- _WHAT IS ASKED_
Give the listing again in full, exactly as written.

─── LISTED ENTRIES ───

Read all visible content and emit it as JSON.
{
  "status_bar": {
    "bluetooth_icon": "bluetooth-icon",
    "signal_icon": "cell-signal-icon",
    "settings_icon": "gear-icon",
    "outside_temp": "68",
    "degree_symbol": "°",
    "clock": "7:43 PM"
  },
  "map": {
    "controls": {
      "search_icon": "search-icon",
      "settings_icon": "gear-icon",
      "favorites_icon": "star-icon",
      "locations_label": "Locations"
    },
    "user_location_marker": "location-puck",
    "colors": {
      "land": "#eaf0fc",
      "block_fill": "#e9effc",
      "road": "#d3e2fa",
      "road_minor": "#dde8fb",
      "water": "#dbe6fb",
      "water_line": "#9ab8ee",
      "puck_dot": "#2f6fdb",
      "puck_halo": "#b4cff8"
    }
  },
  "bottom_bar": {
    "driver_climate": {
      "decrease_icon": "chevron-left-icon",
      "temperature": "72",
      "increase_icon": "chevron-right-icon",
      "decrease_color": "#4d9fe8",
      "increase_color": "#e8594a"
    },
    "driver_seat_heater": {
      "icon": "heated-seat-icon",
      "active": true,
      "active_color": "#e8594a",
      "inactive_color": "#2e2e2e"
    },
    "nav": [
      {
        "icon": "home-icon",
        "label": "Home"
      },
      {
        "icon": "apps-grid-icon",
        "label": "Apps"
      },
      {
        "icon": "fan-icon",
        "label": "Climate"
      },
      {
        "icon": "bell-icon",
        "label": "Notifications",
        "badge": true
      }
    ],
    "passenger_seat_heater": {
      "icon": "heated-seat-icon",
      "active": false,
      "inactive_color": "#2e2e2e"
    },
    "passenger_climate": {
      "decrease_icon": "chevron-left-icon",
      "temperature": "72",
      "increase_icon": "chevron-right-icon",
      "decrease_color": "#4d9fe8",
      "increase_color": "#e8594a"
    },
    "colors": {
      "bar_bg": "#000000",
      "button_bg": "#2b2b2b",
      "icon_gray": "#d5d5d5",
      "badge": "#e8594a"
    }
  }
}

───

- _RESULT BELOW_
Read all visible content and emit it as JSON.
{
  "status_bar": {
    "bluetooth_icon": "bluetooth-icon",
    "signal_icon": "cell-signal-icon",
    "settings_icon": "gear-icon",
    "outside_temp": "68",
    "degree_symbol": "°",
    "clock": "7:43 PM"
  },
  "map": {
    "controls": {
      "search_icon": "search-icon",
      "settings_icon": "gear-icon",
      "favorites_icon": "star-icon",
      "locations_label": "Locations"
    },
    "user_location_marker": "location-puck",
    "colors": {
      "land": "#eaf0fc",
      "block_fill": "#e9effc",
      "road": "#d3e2fa",
      "road_minor": "#dde8fb",
      "water": "#dbe6fb",
      "water_line": "#9ab8ee",
      "puck_dot": "#2f6fdb",
      "puck_halo": "#b4cff8"
    }
  },
  "bottom_bar": {
    "driver_climate": {
      "decrease_icon": "chevron-left-icon",
      "temperature": "72",
      "increase_icon": "chevron-right-icon",
      "decrease_color": "#4d9fe8",
      "increase_color": "#e8594a"
    },
    "driver_seat_heater": {
      "icon": "heated-seat-icon",
      "active": true,
      "active_color": "#e8594a",
      "inactive_color": "#2e2e2e"
    },
    "nav": [
      {
        "icon": "home-icon",
        "label": "Home"
      },
      {
        "icon": "apps-grid-icon",
        "label": "Apps"
      },
      {
        "icon": "fan-icon",
        "label": "Climate"
      },
      {
        "icon": "bell-icon",
        "label": "Notifications",
        "badge": true
      }
    ],
    "passenger_seat_heater": {
      "icon": "heated-seat-icon",
      "active": false,
      "inactive_color": "#2e2e2e"
    },
    "passenger_climate": {
      "decrease_icon": "chevron-left-icon",
      "temperature": "72",
      "increase_icon": "chevron-right-icon",
      "decrease_color": "#4d9fe8",
      "increase_color": "#e8594a"
    },
    "colors": {
      "bar_bg": "#000000",
      "button_bg": "#2b2b2b",
      "icon_gray": "#d5d5d5",
      "badge": "#e8594a"
    }
  }
}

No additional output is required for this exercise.